Report the number of lines that hold the string "anomaly". Leave out any other text.

** START RECORDS FOR THIS TASK **

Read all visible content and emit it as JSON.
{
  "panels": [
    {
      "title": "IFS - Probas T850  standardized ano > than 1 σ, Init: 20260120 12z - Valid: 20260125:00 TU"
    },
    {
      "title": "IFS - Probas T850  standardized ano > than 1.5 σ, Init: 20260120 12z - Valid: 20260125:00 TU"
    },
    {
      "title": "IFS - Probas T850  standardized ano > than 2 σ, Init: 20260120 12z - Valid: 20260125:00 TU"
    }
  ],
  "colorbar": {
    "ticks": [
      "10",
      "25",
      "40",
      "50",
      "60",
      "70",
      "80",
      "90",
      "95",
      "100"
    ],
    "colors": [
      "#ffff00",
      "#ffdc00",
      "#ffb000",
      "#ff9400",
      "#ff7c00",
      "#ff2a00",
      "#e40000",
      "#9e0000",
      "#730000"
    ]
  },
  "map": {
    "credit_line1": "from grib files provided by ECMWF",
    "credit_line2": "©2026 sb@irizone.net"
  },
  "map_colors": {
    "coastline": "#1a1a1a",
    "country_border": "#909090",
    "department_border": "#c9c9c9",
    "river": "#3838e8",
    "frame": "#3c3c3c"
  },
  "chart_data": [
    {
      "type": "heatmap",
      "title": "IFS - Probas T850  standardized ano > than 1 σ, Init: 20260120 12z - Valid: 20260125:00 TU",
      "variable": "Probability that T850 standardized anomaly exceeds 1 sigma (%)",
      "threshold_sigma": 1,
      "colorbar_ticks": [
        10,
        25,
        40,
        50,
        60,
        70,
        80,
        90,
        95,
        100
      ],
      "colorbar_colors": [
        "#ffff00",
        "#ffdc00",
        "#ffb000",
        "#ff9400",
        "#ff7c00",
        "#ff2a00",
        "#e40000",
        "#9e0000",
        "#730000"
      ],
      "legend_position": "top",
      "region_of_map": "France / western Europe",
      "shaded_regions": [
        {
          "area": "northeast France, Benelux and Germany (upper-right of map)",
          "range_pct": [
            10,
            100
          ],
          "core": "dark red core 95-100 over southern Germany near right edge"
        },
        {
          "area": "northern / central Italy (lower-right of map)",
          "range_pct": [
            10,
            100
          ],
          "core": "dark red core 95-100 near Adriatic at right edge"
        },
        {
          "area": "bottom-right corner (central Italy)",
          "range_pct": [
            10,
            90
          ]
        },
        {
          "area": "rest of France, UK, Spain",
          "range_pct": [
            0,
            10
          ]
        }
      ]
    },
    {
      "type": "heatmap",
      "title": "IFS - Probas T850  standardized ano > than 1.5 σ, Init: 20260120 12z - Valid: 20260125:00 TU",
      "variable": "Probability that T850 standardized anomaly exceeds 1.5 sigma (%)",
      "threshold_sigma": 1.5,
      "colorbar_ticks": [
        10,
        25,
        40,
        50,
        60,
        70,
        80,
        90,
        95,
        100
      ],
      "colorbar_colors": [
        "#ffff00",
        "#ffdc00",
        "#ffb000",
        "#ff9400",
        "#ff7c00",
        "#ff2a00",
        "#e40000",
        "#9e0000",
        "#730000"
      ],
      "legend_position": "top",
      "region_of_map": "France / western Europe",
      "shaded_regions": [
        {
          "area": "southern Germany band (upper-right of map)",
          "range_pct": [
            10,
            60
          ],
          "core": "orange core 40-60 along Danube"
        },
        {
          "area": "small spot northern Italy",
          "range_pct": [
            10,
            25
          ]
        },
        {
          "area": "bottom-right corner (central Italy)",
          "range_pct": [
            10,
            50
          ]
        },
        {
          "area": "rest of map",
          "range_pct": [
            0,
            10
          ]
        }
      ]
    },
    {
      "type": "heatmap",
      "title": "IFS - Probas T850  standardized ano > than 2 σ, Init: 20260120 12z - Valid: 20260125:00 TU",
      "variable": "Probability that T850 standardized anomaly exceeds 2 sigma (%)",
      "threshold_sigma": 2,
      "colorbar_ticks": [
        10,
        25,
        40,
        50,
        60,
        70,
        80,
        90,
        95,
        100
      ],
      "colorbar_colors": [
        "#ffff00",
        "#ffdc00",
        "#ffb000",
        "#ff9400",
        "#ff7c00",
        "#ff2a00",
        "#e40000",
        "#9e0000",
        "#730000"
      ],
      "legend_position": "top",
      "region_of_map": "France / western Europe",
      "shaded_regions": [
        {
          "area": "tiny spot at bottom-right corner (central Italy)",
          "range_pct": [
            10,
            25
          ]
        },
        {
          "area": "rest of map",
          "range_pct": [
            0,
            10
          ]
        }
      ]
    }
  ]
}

** END RECORDS FOR THIS TASK **
** START RECORDS FOR THIS TASK **

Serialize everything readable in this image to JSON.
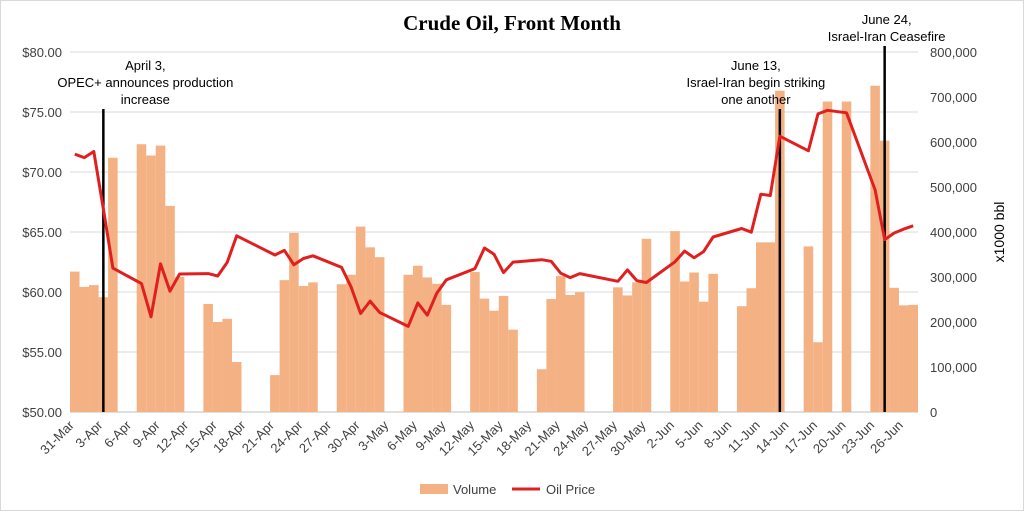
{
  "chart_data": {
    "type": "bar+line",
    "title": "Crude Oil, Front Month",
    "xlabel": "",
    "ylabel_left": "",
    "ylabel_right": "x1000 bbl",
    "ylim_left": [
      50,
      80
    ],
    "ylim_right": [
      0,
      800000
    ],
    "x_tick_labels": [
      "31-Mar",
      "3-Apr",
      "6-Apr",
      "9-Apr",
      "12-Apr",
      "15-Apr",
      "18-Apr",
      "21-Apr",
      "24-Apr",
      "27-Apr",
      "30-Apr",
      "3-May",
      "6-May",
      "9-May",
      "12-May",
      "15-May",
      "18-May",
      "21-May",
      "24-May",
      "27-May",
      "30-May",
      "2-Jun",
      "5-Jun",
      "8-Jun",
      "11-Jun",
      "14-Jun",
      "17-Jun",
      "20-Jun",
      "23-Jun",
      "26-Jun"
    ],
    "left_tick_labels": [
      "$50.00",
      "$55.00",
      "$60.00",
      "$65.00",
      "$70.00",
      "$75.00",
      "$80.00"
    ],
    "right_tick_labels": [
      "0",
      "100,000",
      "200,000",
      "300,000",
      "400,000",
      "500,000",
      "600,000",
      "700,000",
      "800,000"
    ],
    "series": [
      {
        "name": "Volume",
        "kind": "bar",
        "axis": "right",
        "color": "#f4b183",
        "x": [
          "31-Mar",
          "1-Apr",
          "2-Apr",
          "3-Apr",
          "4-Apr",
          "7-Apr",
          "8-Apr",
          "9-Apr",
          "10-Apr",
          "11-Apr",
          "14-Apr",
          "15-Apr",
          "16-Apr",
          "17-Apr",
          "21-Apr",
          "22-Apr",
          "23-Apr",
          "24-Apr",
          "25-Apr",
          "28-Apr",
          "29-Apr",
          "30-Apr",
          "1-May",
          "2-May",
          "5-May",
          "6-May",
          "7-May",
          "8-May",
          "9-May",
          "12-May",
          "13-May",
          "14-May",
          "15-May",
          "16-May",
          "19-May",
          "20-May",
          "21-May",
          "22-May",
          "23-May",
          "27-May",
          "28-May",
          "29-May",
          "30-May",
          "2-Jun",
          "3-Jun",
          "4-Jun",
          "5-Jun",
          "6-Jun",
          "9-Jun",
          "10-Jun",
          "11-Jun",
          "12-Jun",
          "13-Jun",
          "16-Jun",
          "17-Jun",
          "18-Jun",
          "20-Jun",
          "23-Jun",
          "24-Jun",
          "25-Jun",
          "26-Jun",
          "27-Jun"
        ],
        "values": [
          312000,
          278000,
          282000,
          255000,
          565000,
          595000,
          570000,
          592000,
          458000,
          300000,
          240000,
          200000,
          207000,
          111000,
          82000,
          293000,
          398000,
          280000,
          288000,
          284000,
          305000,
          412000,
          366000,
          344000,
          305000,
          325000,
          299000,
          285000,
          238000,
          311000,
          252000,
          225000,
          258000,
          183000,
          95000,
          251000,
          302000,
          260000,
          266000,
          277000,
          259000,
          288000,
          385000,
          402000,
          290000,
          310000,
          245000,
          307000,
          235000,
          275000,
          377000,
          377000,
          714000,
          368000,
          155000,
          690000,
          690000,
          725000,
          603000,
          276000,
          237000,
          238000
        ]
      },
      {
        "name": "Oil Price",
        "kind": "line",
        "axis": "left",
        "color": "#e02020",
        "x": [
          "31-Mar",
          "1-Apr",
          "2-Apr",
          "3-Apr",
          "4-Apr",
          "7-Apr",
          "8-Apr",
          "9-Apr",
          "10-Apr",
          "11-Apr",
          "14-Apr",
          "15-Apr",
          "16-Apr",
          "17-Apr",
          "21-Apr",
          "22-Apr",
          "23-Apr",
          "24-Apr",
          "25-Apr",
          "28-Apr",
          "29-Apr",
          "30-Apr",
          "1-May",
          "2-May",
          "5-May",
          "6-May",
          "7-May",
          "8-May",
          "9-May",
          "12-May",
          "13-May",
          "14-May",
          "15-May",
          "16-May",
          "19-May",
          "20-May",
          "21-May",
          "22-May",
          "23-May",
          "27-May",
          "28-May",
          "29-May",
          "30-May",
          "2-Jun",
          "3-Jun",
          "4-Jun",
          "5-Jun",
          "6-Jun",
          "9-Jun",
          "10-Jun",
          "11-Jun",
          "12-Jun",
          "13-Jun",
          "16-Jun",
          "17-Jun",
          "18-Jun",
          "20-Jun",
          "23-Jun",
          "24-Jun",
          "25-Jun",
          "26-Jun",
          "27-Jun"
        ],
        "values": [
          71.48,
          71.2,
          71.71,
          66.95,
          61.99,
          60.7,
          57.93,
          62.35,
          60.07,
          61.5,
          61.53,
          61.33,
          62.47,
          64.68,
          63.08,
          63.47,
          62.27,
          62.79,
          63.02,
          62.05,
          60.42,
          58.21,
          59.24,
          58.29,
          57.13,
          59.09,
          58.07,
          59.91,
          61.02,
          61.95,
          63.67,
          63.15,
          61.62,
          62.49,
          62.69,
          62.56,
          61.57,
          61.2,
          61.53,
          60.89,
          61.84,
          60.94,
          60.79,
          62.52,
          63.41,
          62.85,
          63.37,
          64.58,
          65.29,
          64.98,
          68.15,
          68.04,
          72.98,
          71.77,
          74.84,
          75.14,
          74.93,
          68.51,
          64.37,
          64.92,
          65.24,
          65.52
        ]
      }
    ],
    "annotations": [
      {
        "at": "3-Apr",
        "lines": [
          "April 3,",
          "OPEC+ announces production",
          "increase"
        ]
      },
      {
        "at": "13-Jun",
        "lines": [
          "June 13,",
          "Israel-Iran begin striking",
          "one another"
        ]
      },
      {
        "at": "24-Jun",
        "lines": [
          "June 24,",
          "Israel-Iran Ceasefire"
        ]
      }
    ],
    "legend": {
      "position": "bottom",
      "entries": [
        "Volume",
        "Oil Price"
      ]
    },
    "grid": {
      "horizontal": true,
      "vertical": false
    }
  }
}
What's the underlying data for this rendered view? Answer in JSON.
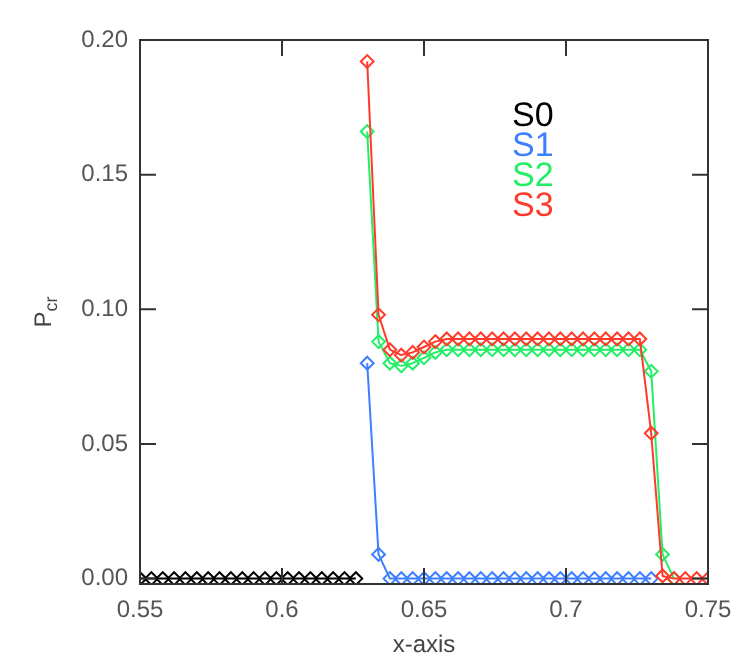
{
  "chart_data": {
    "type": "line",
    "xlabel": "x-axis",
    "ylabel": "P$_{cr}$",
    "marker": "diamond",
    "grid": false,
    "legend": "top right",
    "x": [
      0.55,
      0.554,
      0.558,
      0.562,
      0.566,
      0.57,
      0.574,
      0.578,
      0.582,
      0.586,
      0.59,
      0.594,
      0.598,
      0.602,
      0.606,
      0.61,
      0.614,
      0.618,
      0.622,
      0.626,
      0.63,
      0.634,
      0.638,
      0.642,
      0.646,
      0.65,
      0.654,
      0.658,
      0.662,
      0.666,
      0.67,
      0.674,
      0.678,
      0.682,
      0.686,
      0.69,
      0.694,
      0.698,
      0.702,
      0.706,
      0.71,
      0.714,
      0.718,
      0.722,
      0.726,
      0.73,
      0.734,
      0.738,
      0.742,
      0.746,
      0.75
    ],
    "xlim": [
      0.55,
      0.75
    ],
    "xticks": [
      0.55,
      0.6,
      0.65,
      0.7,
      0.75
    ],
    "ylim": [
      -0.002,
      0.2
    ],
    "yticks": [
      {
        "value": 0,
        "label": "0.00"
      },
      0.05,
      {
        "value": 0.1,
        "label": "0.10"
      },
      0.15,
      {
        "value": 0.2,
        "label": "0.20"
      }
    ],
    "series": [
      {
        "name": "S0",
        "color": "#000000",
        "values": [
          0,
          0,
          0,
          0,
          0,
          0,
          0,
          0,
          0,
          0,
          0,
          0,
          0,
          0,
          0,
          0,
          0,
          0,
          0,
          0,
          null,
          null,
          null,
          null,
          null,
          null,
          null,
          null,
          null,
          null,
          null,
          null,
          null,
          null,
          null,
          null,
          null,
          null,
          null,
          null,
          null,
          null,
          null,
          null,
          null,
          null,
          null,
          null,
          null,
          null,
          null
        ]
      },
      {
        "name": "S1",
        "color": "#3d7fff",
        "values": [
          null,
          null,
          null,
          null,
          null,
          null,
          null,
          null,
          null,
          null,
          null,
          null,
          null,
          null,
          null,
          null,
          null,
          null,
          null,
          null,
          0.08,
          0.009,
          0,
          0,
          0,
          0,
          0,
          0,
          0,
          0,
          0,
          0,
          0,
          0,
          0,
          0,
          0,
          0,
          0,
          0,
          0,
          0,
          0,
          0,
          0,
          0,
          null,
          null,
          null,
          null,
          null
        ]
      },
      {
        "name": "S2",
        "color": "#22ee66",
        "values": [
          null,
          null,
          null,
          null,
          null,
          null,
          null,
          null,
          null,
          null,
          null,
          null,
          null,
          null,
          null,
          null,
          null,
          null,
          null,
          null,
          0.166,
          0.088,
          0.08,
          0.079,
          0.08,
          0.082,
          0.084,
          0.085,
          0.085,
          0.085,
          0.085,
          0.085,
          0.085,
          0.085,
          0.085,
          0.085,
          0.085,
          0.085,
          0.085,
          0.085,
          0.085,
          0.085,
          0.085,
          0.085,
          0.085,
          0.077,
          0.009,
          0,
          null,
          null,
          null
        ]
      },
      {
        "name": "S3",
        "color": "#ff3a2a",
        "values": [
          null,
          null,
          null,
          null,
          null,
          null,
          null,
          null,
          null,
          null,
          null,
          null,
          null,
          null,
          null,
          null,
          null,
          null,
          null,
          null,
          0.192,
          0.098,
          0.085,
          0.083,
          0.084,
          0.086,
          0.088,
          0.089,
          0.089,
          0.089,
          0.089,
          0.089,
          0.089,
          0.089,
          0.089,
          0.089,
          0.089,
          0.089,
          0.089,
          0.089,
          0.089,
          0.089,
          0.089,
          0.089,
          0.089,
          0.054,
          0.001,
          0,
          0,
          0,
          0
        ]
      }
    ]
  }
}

** END RECORDS FOR THIS TASK **

FINAL RESULT
3